• _Goal_
Copy out the whole listing exactly as written, leaving the pictures behind.

• _Task input_
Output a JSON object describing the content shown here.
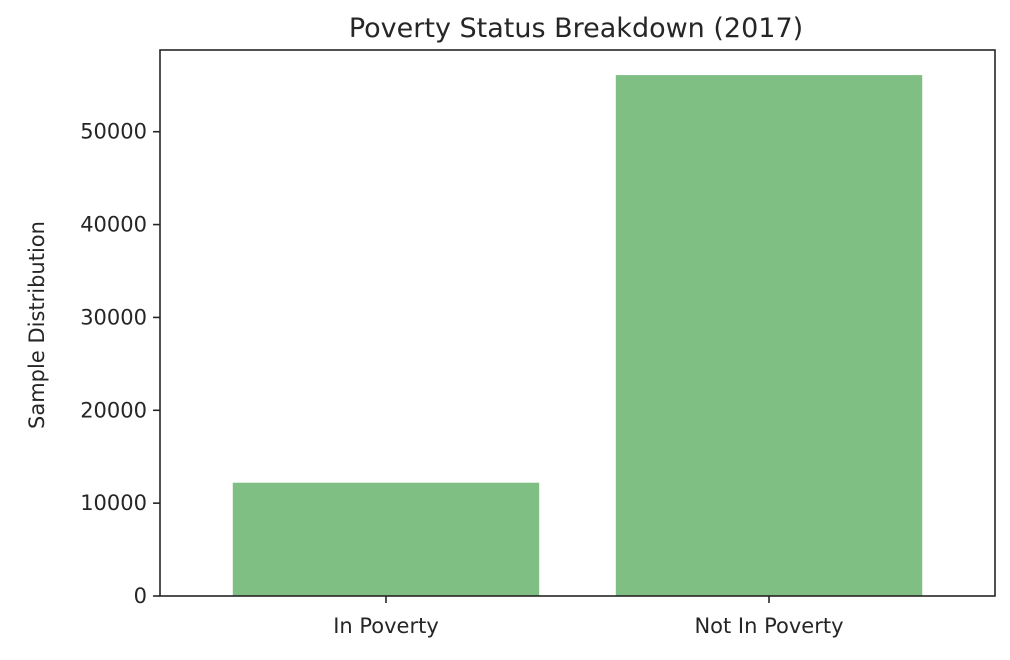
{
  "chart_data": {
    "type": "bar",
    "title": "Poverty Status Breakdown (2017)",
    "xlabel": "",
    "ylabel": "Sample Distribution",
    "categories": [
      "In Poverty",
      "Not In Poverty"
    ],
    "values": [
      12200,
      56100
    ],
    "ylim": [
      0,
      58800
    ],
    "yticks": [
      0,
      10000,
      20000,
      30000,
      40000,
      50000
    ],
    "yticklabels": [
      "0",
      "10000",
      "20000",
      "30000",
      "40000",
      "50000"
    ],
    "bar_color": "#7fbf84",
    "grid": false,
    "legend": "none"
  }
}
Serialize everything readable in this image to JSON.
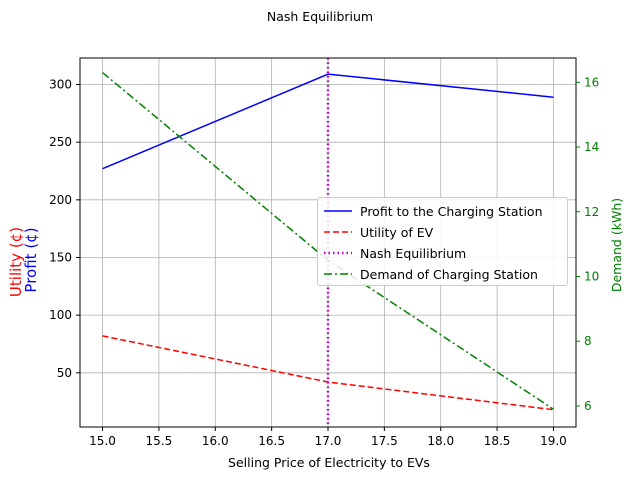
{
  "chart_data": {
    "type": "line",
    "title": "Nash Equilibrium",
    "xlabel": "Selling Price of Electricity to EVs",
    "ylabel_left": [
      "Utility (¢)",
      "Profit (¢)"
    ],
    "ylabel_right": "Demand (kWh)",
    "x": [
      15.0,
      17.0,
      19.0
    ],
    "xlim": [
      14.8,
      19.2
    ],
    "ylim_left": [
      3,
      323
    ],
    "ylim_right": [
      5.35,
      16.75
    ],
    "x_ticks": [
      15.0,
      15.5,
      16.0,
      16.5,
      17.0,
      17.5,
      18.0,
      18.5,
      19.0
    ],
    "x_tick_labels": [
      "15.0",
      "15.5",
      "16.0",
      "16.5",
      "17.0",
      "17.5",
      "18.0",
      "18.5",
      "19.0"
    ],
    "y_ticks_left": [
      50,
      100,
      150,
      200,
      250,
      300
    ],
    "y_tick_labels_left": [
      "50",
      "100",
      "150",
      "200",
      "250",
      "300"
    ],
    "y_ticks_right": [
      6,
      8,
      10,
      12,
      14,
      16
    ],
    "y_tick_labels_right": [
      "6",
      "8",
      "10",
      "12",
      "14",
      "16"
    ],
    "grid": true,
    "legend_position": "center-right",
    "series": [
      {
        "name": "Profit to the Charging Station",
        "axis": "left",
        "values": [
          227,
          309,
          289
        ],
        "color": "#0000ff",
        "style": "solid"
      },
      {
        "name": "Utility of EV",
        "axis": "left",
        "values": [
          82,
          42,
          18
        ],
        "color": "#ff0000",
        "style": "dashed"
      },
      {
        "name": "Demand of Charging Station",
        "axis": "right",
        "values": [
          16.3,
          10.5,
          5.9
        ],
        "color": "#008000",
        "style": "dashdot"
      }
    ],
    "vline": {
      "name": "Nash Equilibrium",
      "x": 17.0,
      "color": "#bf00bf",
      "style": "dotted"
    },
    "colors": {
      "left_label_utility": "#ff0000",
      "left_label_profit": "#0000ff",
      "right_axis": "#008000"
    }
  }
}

• _Exercise response_
Output a JSON object describing the content shown here.
{
  "chart_data": {
    "type": "bar",
    "title": "Poverty Status Breakdown (2017)",
    "xlabel": "",
    "ylabel": "Sample Distribution",
    "categories": [
      "In Poverty",
      "Not In Poverty"
    ],
    "values": [
      12200,
      56100
    ],
    "ylim": [
      0,
      58800
    ],
    "yticks": [
      0,
      10000,
      20000,
      30000,
      40000,
      50000
    ],
    "yticklabels": [
      "0",
      "10000",
      "20000",
      "30000",
      "40000",
      "50000"
    ],
    "bar_color": "#7fbf84",
    "grid": false,
    "legend": "none"
  }
}
Serialize everything readable in this image to JSON.
{
  "chart_data": {
    "type": "line",
    "title": "Nash Equilibrium",
    "xlabel": "Selling Price of Electricity to EVs",
    "ylabel_left": [
      "Utility (¢)",
      "Profit (¢)"
    ],
    "ylabel_right": "Demand (kWh)",
    "x": [
      15.0,
      17.0,
      19.0
    ],
    "xlim": [
      14.8,
      19.2
    ],
    "ylim_left": [
      3,
      323
    ],
    "ylim_right": [
      5.35,
      16.75
    ],
    "x_ticks": [
      15.0,
      15.5,
      16.0,
      16.5,
      17.0,
      17.5,
      18.0,
      18.5,
      19.0
    ],
    "x_tick_labels": [
      "15.0",
      "15.5",
      "16.0",
      "16.5",
      "17.0",
      "17.5",
      "18.0",
      "18.5",
      "19.0"
    ],
    "y_ticks_left": [
      50,
      100,
      150,
      200,
      250,
      300
    ],
    "y_tick_labels_left": [
      "50",
      "100",
      "150",
      "200",
      "250",
      "300"
    ],
    "y_ticks_right": [
      6,
      8,
      10,
      12,
      14,
      16
    ],
    "y_tick_labels_right": [
      "6",
      "8",
      "10",
      "12",
      "14",
      "16"
    ],
    "grid": true,
    "legend_position": "center-right",
    "series": [
      {
        "name": "Profit to the Charging Station",
        "axis": "left",
        "values": [
          227,
          309,
          289
        ],
        "color": "#0000ff",
        "style": "solid"
      },
      {
        "name": "Utility of EV",
        "axis": "left",
        "values": [
          82,
          42,
          18
        ],
        "color": "#ff0000",
        "style": "dashed"
      },
      {
        "name": "Demand of Charging Station",
        "axis": "right",
        "values": [
          16.3,
          10.5,
          5.9
        ],
        "color": "#008000",
        "style": "dashdot"
      }
    ],
    "vline": {
      "name": "Nash Equilibrium",
      "x": 17.0,
      "color": "#bf00bf",
      "style": "dotted"
    },
    "colors": {
      "left_label_utility": "#ff0000",
      "left_label_profit": "#0000ff",
      "right_axis": "#008000"
    }
  }
}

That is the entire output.